Stored data entries:
'''

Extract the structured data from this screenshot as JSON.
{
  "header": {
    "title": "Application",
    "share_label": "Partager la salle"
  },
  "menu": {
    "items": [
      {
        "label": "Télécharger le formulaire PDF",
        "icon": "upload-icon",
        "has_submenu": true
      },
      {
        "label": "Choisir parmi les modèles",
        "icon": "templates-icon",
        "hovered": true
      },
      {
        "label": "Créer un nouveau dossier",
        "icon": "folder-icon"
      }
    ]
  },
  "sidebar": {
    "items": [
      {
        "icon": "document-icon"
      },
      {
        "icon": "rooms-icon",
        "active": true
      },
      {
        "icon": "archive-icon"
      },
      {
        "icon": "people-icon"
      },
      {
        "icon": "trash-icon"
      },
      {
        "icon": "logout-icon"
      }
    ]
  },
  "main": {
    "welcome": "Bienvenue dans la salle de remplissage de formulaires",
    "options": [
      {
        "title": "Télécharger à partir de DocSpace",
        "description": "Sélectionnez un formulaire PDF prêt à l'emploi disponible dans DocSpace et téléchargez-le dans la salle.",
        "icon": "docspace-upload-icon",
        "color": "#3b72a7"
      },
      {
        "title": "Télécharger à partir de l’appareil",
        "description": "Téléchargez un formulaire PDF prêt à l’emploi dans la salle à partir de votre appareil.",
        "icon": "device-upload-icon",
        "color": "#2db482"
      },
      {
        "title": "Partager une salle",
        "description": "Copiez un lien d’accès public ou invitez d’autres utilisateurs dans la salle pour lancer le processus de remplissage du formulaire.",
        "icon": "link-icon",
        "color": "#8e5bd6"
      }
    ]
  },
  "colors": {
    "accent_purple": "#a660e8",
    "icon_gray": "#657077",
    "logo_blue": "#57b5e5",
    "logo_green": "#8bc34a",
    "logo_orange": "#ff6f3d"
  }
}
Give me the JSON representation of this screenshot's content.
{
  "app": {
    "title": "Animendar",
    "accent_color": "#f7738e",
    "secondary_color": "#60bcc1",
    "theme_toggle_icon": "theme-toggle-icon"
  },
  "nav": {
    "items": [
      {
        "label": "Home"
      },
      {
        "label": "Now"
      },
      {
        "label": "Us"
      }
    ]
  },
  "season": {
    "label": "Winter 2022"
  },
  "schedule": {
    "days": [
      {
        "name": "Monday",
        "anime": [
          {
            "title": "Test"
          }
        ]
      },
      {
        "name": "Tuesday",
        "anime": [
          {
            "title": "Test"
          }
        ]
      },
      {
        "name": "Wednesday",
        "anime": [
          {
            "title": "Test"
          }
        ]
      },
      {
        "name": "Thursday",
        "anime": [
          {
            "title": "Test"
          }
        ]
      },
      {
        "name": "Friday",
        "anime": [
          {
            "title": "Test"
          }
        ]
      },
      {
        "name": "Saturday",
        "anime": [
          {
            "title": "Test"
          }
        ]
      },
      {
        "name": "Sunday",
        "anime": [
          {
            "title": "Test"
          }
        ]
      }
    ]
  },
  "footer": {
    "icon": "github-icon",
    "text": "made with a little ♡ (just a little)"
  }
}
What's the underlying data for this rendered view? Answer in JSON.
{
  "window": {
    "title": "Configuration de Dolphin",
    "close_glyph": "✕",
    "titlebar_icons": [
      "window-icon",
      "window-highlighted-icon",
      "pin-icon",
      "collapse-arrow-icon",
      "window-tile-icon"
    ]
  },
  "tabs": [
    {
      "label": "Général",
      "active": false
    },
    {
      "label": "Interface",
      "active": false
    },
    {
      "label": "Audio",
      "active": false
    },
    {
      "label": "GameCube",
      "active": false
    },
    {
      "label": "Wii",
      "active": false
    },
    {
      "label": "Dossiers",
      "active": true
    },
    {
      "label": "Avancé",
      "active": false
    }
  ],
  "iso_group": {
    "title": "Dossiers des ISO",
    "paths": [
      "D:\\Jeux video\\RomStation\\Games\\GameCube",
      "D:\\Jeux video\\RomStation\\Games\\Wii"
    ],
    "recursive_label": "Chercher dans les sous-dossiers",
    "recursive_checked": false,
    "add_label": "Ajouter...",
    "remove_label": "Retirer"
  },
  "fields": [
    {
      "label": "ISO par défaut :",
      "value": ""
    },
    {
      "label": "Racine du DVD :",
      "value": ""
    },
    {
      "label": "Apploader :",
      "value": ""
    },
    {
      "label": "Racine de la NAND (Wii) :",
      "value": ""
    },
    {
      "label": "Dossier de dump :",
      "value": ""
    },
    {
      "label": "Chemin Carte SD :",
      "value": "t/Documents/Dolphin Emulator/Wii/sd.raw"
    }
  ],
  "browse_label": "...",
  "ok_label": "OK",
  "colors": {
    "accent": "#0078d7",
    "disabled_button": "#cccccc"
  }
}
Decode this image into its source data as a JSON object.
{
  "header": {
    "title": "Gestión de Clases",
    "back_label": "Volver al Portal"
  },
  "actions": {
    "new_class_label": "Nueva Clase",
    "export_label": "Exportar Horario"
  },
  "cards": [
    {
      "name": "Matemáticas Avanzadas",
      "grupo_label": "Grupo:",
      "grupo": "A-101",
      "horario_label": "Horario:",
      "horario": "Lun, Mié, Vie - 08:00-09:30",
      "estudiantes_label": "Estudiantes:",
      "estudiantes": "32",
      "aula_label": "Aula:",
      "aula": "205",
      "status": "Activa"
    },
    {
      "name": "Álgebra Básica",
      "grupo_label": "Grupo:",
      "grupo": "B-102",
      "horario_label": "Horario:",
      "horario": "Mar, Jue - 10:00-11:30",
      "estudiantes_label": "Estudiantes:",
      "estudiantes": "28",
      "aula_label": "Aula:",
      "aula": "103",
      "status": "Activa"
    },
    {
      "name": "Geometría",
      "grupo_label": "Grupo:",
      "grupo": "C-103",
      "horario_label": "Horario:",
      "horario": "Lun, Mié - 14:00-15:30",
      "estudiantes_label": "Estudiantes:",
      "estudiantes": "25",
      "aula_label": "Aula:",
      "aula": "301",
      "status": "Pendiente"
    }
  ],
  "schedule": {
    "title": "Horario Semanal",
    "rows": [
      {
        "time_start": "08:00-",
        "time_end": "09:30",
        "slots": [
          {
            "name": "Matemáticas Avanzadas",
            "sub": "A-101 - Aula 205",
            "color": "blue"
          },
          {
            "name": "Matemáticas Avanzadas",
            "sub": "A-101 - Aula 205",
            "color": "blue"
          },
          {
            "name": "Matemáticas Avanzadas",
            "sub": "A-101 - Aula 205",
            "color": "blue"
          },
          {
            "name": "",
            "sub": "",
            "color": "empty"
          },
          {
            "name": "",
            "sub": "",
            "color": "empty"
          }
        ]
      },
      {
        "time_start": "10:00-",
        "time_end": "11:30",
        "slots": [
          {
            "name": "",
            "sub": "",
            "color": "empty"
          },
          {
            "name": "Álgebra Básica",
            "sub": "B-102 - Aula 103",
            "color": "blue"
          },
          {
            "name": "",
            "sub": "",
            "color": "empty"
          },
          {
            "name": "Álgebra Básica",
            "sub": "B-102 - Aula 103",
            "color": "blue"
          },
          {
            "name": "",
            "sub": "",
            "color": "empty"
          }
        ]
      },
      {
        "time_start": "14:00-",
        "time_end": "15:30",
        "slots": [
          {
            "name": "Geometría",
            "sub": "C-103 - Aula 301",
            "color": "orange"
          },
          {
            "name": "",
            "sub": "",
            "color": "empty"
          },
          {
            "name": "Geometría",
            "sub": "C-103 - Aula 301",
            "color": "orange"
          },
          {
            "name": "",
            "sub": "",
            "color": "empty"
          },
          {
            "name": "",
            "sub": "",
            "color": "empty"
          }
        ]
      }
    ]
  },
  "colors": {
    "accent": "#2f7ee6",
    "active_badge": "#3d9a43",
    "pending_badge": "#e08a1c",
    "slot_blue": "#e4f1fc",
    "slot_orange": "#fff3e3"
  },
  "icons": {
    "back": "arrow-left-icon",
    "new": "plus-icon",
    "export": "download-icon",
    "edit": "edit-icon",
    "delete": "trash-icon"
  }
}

'''

Using the data above, say how many lines include "appareil". No other reply is needed.

Response below:
2